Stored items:
___

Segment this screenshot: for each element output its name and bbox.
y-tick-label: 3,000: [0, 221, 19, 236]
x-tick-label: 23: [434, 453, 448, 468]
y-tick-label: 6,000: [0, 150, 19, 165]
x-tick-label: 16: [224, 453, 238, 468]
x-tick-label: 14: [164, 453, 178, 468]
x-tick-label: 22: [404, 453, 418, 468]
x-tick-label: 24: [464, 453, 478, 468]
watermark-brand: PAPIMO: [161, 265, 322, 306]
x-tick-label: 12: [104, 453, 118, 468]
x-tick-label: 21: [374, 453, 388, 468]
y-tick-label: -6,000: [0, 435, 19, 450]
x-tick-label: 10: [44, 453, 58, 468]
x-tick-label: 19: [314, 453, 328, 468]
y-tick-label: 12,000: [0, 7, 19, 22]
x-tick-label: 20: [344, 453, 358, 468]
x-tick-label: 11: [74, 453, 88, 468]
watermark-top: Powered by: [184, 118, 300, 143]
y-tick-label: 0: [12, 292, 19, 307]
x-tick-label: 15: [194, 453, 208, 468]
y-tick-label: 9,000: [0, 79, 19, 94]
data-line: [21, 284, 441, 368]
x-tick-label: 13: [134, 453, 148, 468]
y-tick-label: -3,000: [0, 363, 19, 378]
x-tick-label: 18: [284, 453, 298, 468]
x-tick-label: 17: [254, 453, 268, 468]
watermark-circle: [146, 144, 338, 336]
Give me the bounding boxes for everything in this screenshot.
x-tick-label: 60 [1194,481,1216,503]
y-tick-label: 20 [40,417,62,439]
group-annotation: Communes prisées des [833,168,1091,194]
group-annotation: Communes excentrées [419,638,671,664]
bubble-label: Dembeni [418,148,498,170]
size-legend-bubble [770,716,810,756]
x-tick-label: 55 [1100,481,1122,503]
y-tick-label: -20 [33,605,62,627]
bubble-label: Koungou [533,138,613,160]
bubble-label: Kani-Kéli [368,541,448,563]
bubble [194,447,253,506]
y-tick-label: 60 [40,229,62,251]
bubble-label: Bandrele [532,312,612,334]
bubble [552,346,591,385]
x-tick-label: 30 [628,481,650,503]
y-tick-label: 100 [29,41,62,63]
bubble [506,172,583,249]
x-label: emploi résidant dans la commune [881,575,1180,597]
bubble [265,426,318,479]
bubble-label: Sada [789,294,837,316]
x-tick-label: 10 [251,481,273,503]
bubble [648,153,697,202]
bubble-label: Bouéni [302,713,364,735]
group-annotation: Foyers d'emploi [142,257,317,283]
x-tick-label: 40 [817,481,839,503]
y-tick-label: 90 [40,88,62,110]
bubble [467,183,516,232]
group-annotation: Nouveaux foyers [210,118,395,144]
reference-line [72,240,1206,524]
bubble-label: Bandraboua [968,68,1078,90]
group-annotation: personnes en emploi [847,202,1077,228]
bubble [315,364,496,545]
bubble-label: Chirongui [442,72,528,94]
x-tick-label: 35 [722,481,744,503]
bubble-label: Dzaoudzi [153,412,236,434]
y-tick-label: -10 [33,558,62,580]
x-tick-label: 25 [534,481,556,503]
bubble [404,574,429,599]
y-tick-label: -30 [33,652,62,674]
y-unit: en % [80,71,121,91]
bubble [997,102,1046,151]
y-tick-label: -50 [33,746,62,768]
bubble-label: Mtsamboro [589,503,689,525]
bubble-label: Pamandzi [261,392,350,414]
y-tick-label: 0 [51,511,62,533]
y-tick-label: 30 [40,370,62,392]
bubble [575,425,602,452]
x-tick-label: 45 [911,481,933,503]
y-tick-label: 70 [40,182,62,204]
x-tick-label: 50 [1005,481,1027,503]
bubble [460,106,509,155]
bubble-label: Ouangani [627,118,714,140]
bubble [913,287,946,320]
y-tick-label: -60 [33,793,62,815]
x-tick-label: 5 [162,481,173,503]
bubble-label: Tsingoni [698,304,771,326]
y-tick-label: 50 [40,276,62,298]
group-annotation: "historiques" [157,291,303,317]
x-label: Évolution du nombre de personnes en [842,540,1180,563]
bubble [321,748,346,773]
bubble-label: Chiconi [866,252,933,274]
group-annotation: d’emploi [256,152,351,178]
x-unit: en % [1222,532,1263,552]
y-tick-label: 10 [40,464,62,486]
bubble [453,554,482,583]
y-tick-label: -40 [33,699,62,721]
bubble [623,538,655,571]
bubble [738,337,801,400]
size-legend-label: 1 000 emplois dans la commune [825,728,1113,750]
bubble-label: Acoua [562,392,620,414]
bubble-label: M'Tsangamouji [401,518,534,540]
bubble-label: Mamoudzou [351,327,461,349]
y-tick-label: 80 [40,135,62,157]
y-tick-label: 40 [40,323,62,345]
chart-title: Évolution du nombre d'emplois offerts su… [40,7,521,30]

___

- **WHAT IS REQUIRED**
Quote the listing word for word, from its first line up to and including the line with "x-tick-label: 17: [254, 453, 268, 468]".

- **TASK RESULT**
Segment this screenshot: for each element output its name and bbox.
y-tick-label: 3,000: [0, 221, 19, 236]
x-tick-label: 23: [434, 453, 448, 468]
y-tick-label: 6,000: [0, 150, 19, 165]
x-tick-label: 16: [224, 453, 238, 468]
x-tick-label: 14: [164, 453, 178, 468]
x-tick-label: 22: [404, 453, 418, 468]
x-tick-label: 24: [464, 453, 478, 468]
watermark-brand: PAPIMO: [161, 265, 322, 306]
x-tick-label: 12: [104, 453, 118, 468]
x-tick-label: 21: [374, 453, 388, 468]
y-tick-label: -6,000: [0, 435, 19, 450]
x-tick-label: 10: [44, 453, 58, 468]
x-tick-label: 19: [314, 453, 328, 468]
y-tick-label: 12,000: [0, 7, 19, 22]
x-tick-label: 20: [344, 453, 358, 468]
x-tick-label: 11: [74, 453, 88, 468]
watermark-top: Powered by: [184, 118, 300, 143]
y-tick-label: 0: [12, 292, 19, 307]
x-tick-label: 15: [194, 453, 208, 468]
y-tick-label: 9,000: [0, 79, 19, 94]
data-line: [21, 284, 441, 368]
x-tick-label: 13: [134, 453, 148, 468]
y-tick-label: -3,000: [0, 363, 19, 378]
x-tick-label: 18: [284, 453, 298, 468]
x-tick-label: 17: [254, 453, 268, 468]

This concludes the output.